Exercise objective: Down to the last character, write out the records below.

Dataset extract:
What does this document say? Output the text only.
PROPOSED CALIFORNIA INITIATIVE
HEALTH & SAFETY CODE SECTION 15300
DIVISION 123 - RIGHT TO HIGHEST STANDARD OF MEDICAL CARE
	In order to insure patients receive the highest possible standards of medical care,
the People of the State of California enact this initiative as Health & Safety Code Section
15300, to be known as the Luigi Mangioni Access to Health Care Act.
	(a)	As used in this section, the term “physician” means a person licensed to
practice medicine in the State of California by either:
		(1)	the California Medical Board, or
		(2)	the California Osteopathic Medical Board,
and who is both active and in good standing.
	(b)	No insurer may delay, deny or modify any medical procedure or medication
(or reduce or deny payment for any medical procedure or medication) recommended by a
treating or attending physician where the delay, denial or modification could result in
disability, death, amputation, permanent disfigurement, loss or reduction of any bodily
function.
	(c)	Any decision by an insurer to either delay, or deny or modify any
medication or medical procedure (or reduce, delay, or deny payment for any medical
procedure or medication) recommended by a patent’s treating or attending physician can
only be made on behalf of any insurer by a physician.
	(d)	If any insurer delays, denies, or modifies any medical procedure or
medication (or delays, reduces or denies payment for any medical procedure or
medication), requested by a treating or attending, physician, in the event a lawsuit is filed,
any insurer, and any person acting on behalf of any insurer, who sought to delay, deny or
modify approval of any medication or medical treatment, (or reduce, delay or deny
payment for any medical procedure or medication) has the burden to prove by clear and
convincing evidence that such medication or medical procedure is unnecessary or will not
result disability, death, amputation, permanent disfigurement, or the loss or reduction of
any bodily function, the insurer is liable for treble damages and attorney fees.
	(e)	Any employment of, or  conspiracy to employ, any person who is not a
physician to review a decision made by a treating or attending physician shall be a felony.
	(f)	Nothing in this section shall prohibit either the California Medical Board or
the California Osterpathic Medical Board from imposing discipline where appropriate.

Task answer:
What does this document say? Output the text only.
PROPOSED CALIFORNIA INITIATIVE
HEALTH & SAFETY CODE SECTION 15300
DIVISION 123 - RIGHT TO HIGHEST STANDARD OF MEDICAL CARE
	In order to insure patients receive the highest possible standards of medical care,
the People of the State of California enact this initiative as Health & Safety Code Section
15300, to be known as the Luigi Mangioni Access to Health Care Act.
	(a)	As used in this section, the term “physician” means a person licensed to
practice medicine in the State of California by either:
		(1)	the California Medical Board, or
		(2)	the California Osteopathic Medical Board,
and who is both active and in good standing.
	(b)	No insurer may delay, deny or modify any medical procedure or medication
(or reduce or deny payment for any medical procedure or medication) recommended by a
treating or attending physician where the delay, denial or modification could result in
disability, death, amputation, permanent disfigurement, loss or reduction of any bodily
function.
	(c)	Any decision by an insurer to either delay, or deny or modify any
medication or medical procedure (or reduce, delay, or deny payment for any medical
procedure or medication) recommended by a patent’s treating or attending physician can
only be made on behalf of any insurer by a physician.
	(d)	If any insurer delays, denies, or modifies any medical procedure or
medication (or delays, reduces or denies payment for any medical procedure or
medication), requested by a treating or attending, physician, in the event a lawsuit is filed,
any insurer, and any person acting on behalf of any insurer, who sought to delay, deny or
modify approval of any medication or medical treatment, (or reduce, delay or deny
payment for any medical procedure or medication) has the burden to prove by clear and
convincing evidence that such medication or medical procedure is unnecessary or will not
result disability, death, amputation, permanent disfigurement, or the loss or reduction of
any bodily function, the insurer is liable for treble damages and attorney fees.
	(e)	Any employment of, or  conspiracy to employ, any person who is not a
physician to review a decision made by a treating or attending physician shall be a felony.
	(f)	Nothing in this section shall prohibit either the California Medical Board or
the California Osterpathic Medical Board from imposing discipline where appropriate.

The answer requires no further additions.